**Exercise aim**
Give only the number of lines in the data that include the string "profesional".

------ Data rows

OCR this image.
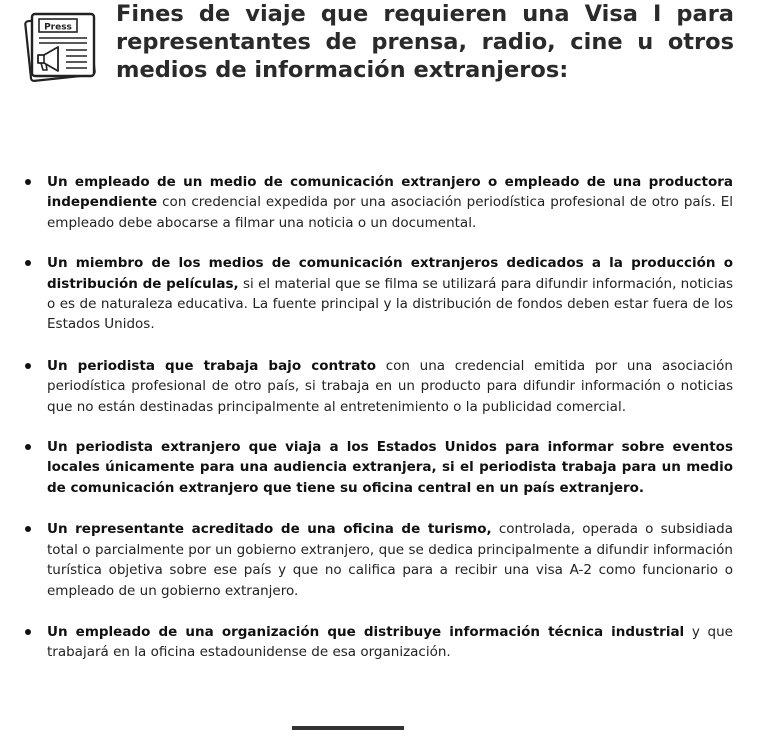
Press
Fines de viaje que requieren una Visa I para representantes de prensa, radio, cine u otros medios de información extranjeros:
Un empleado de un medio de comunicación extranjero o empleado de una productora independiente con credencial expedida por una asociación periodística profesional de otro país. El empleado debe abocarse a filmar una noticia o un documental.
Un miembro de los medios de comunicación extranjeros dedicados a la producción o distribución de películas, si el material que se filma se utilizará para difundir información, noticias o es de naturaleza educativa. La fuente principal y la distribución de fondos deben estar fuera de los Estados Unidos.
Un periodista que trabaja bajo contrato con una credencial emitida por una asociación periodística profesional de otro país, si trabaja en un producto para difundir información o noticias que no están destinadas principalmente al entretenimiento o la publicidad comercial.
Un periodista extranjero que viaja a los Estados Unidos para informar sobre eventos locales únicamente para una audiencia extranjera, si el periodista trabaja para un medio de comunicación extranjero que tiene su oficina central en un país extranjero.
Un representante acreditado de una oficina de turismo, controlada, operada o subsidiada total o parcialmente por un gobierno extranjero, que se dedica principalmente a difundir información turística objetiva sobre ese país y que no califica para a recibir una visa A-2 como funcionario o empleado de un gobierno extranjero.
Un empleado de una organización que distribuye información técnica industrial y que trabajará en la oficina estadounidense de esa organización.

------------

**Solved exercise**
2